#### Exercise goal:
In the records below, pick out all lines containing the word "éliminatoires".

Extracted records

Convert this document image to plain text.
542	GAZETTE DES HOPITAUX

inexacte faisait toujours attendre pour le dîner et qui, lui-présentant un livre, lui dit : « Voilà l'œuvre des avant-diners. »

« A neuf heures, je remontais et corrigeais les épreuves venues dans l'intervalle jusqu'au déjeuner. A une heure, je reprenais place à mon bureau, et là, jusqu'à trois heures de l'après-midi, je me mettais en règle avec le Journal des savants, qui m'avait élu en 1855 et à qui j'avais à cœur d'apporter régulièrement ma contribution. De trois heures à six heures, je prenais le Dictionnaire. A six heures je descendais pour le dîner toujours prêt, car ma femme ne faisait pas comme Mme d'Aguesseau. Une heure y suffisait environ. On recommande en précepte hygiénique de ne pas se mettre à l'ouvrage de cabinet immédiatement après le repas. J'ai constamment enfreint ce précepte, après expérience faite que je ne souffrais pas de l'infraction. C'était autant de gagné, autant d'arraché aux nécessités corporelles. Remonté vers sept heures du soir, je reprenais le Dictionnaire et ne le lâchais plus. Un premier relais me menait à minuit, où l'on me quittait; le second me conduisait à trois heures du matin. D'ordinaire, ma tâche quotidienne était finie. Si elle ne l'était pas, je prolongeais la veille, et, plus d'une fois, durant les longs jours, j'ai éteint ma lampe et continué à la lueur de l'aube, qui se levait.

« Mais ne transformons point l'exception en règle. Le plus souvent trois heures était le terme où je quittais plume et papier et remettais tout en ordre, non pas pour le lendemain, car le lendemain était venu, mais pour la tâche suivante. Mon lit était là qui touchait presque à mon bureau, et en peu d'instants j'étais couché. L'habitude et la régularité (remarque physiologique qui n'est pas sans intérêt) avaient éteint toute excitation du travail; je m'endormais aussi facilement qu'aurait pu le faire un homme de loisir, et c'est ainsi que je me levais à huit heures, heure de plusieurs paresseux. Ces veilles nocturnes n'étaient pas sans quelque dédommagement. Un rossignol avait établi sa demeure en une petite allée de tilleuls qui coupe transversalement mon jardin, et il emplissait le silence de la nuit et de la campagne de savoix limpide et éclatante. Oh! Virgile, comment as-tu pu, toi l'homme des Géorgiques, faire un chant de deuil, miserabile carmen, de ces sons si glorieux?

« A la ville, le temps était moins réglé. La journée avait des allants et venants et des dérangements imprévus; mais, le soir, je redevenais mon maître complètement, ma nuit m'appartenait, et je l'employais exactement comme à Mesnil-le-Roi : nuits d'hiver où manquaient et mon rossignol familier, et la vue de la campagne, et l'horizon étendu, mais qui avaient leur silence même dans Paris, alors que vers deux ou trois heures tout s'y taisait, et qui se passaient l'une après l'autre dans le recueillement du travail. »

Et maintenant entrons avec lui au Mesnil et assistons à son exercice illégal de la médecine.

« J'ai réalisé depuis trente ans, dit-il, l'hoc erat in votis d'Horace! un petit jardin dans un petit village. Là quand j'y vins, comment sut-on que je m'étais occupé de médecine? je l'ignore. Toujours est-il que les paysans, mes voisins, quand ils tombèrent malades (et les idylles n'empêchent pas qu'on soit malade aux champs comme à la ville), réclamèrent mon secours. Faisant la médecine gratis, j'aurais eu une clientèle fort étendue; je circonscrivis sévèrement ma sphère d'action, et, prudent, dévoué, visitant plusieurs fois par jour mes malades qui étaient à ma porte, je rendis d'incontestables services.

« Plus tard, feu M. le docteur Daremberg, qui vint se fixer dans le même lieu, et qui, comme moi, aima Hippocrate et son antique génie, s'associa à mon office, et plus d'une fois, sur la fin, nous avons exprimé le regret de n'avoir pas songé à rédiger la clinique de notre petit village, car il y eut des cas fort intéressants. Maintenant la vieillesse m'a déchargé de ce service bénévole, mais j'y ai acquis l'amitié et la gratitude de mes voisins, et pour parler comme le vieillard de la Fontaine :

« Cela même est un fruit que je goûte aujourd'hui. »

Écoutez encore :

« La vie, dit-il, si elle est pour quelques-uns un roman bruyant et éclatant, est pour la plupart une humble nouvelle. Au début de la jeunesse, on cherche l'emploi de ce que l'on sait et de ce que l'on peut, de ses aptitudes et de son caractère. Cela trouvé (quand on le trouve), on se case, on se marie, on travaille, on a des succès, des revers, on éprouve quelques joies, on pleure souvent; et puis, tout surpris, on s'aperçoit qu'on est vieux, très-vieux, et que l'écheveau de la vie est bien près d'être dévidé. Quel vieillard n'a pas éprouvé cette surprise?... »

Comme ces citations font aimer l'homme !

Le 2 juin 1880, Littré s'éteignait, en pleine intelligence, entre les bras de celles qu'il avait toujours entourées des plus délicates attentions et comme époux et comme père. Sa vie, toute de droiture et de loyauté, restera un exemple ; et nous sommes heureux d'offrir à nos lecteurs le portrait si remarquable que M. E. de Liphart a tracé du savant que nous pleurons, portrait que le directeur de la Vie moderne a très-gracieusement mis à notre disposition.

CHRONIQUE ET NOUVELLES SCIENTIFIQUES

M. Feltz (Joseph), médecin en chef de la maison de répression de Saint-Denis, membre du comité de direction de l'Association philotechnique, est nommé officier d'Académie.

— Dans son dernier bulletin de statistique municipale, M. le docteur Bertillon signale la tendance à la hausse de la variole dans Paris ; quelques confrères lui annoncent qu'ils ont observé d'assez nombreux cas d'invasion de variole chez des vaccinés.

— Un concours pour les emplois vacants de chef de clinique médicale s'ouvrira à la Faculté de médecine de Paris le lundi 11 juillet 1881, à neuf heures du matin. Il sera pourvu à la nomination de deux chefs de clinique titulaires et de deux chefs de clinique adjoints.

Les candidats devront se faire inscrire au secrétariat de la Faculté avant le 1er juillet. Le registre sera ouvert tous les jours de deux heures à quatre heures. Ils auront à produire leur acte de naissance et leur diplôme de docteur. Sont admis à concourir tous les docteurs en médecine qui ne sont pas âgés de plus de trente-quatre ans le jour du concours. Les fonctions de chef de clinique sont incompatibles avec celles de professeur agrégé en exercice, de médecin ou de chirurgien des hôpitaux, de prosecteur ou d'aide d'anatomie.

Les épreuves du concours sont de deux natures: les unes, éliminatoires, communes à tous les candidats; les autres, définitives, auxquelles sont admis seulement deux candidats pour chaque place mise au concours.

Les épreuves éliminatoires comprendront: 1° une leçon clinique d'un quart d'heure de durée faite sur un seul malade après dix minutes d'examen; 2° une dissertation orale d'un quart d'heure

#### Solution below:
Les épreuves du concours sont de deux natures: les unes, éliminatoires, communes à tous les candidats; les autres, définitives, auxquelles sont admis seulement deux candidats pour chaque place mise au concours.
Les épreuves éliminatoires comprendront: 1° une leçon clinique d'un quart d'heure de durée faite sur un seul malade après dix minutes d'examen; 2° une dissertation orale d'un quart d'heure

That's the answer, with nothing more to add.